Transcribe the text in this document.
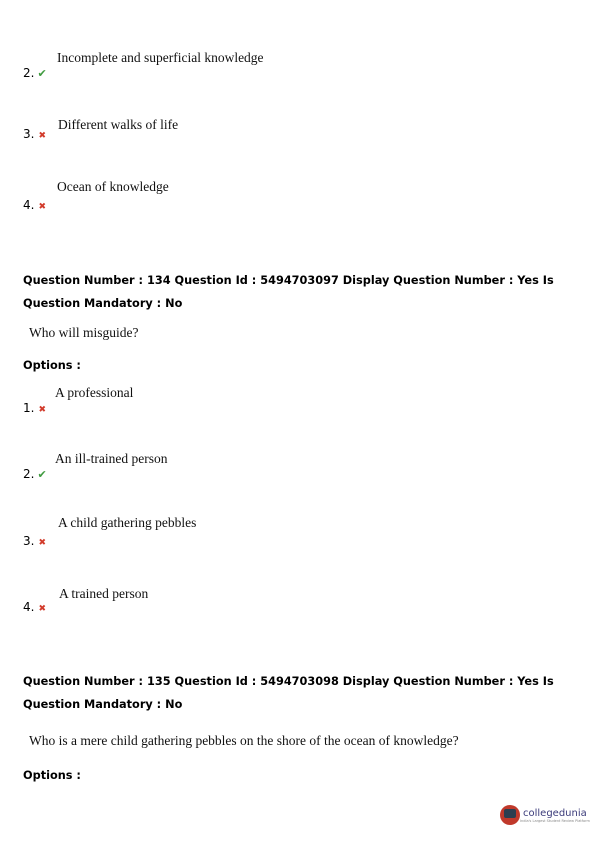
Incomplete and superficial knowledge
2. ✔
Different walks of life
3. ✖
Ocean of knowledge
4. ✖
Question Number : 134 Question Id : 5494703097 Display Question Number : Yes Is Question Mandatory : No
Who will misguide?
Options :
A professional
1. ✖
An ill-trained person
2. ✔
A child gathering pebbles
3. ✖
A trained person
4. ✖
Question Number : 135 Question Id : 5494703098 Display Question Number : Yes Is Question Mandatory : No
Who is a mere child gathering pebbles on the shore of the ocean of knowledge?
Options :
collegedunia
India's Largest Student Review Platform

**STATED EXERCISE:**
Every record above must be given again exactly; drop the pictures.

**RESULT OF THIS TASK:**
Transcribe the text in this document.
Incomplete and superficial knowledge
2. ✔
Different walks of life
3. ✖
Ocean of knowledge
4. ✖
Question Number : 134 Question Id : 5494703097 Display Question Number : Yes Is Question Mandatory : No
Who will misguide?
Options :
A professional
1. ✖
An ill-trained person
2. ✔
A child gathering pebbles
3. ✖
A trained person
4. ✖
Question Number : 135 Question Id : 5494703098 Display Question Number : Yes Is Question Mandatory : No
Who is a mere child gathering pebbles on the shore of the ocean of knowledge?
Options :
collegedunia
India's Largest Student Review Platform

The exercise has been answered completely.